Excerpts from a figure dataset

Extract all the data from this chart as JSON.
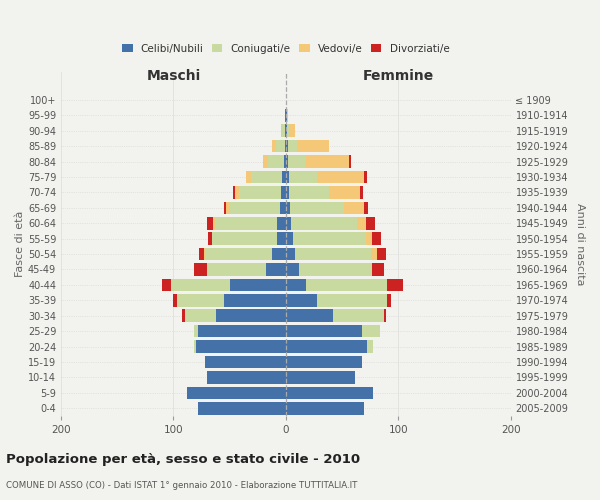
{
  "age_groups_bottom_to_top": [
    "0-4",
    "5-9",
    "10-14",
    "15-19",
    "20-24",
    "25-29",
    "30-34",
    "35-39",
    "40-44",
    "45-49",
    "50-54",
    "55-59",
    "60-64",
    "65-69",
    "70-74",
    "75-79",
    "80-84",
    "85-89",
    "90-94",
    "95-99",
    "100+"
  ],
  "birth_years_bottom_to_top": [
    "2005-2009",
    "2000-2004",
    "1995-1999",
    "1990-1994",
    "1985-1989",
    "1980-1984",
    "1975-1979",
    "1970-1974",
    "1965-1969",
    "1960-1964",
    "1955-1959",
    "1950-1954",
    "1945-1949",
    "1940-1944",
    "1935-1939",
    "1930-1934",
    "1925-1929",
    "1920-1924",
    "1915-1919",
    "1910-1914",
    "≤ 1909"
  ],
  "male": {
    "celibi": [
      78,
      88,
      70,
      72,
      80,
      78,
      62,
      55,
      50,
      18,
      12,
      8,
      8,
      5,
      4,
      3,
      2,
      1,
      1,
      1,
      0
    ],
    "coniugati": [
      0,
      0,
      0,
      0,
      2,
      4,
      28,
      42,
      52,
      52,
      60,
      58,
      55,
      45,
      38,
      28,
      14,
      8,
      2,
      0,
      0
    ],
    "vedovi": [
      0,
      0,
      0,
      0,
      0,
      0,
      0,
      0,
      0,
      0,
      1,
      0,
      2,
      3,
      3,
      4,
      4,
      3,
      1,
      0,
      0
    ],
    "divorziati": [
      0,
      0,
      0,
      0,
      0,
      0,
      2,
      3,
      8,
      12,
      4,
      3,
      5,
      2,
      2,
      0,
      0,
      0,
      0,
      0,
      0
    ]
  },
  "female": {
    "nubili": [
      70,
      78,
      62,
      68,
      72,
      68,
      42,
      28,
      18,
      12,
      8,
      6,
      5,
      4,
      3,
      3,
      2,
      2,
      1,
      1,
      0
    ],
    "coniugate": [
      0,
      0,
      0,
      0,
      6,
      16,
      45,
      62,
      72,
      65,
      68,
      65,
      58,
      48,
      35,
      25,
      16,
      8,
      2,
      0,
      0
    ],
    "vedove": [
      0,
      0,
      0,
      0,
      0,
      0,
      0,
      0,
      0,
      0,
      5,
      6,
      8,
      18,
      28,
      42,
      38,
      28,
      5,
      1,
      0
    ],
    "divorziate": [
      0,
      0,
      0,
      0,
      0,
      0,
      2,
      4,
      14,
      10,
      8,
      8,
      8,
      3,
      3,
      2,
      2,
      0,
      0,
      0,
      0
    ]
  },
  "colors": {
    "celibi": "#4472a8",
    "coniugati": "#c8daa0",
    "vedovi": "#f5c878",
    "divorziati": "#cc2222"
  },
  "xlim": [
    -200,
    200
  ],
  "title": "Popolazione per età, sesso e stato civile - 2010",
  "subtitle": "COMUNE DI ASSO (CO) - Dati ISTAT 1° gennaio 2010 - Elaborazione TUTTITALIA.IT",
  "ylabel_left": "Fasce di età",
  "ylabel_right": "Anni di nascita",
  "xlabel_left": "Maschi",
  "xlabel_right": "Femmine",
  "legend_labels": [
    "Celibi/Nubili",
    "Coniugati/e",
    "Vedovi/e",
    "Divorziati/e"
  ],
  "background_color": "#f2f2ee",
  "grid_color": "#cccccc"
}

• _STATED PROBLEM_:
Print each of the records above exactly as written, leaving no picture in the copy.

• _COMPLETE OUTPUT_:
Extract all the data from this chart as JSON.
{
  "age_groups_bottom_to_top": [
    "0-4",
    "5-9",
    "10-14",
    "15-19",
    "20-24",
    "25-29",
    "30-34",
    "35-39",
    "40-44",
    "45-49",
    "50-54",
    "55-59",
    "60-64",
    "65-69",
    "70-74",
    "75-79",
    "80-84",
    "85-89",
    "90-94",
    "95-99",
    "100+"
  ],
  "birth_years_bottom_to_top": [
    "2005-2009",
    "2000-2004",
    "1995-1999",
    "1990-1994",
    "1985-1989",
    "1980-1984",
    "1975-1979",
    "1970-1974",
    "1965-1969",
    "1960-1964",
    "1955-1959",
    "1950-1954",
    "1945-1949",
    "1940-1944",
    "1935-1939",
    "1930-1934",
    "1925-1929",
    "1920-1924",
    "1915-1919",
    "1910-1914",
    "≤ 1909"
  ],
  "male": {
    "celibi": [
      78,
      88,
      70,
      72,
      80,
      78,
      62,
      55,
      50,
      18,
      12,
      8,
      8,
      5,
      4,
      3,
      2,
      1,
      1,
      1,
      0
    ],
    "coniugati": [
      0,
      0,
      0,
      0,
      2,
      4,
      28,
      42,
      52,
      52,
      60,
      58,
      55,
      45,
      38,
      28,
      14,
      8,
      2,
      0,
      0
    ],
    "vedovi": [
      0,
      0,
      0,
      0,
      0,
      0,
      0,
      0,
      0,
      0,
      1,
      0,
      2,
      3,
      3,
      4,
      4,
      3,
      1,
      0,
      0
    ],
    "divorziati": [
      0,
      0,
      0,
      0,
      0,
      0,
      2,
      3,
      8,
      12,
      4,
      3,
      5,
      2,
      2,
      0,
      0,
      0,
      0,
      0,
      0
    ]
  },
  "female": {
    "nubili": [
      70,
      78,
      62,
      68,
      72,
      68,
      42,
      28,
      18,
      12,
      8,
      6,
      5,
      4,
      3,
      3,
      2,
      2,
      1,
      1,
      0
    ],
    "coniugate": [
      0,
      0,
      0,
      0,
      6,
      16,
      45,
      62,
      72,
      65,
      68,
      65,
      58,
      48,
      35,
      25,
      16,
      8,
      2,
      0,
      0
    ],
    "vedove": [
      0,
      0,
      0,
      0,
      0,
      0,
      0,
      0,
      0,
      0,
      5,
      6,
      8,
      18,
      28,
      42,
      38,
      28,
      5,
      1,
      0
    ],
    "divorziate": [
      0,
      0,
      0,
      0,
      0,
      0,
      2,
      4,
      14,
      10,
      8,
      8,
      8,
      3,
      3,
      2,
      2,
      0,
      0,
      0,
      0
    ]
  },
  "colors": {
    "celibi": "#4472a8",
    "coniugati": "#c8daa0",
    "vedovi": "#f5c878",
    "divorziati": "#cc2222"
  },
  "xlim": [
    -200,
    200
  ],
  "title": "Popolazione per età, sesso e stato civile - 2010",
  "subtitle": "COMUNE DI ASSO (CO) - Dati ISTAT 1° gennaio 2010 - Elaborazione TUTTITALIA.IT",
  "ylabel_left": "Fasce di età",
  "ylabel_right": "Anni di nascita",
  "xlabel_left": "Maschi",
  "xlabel_right": "Femmine",
  "legend_labels": [
    "Celibi/Nubili",
    "Coniugati/e",
    "Vedovi/e",
    "Divorziati/e"
  ],
  "background_color": "#f2f2ee",
  "grid_color": "#cccccc"
}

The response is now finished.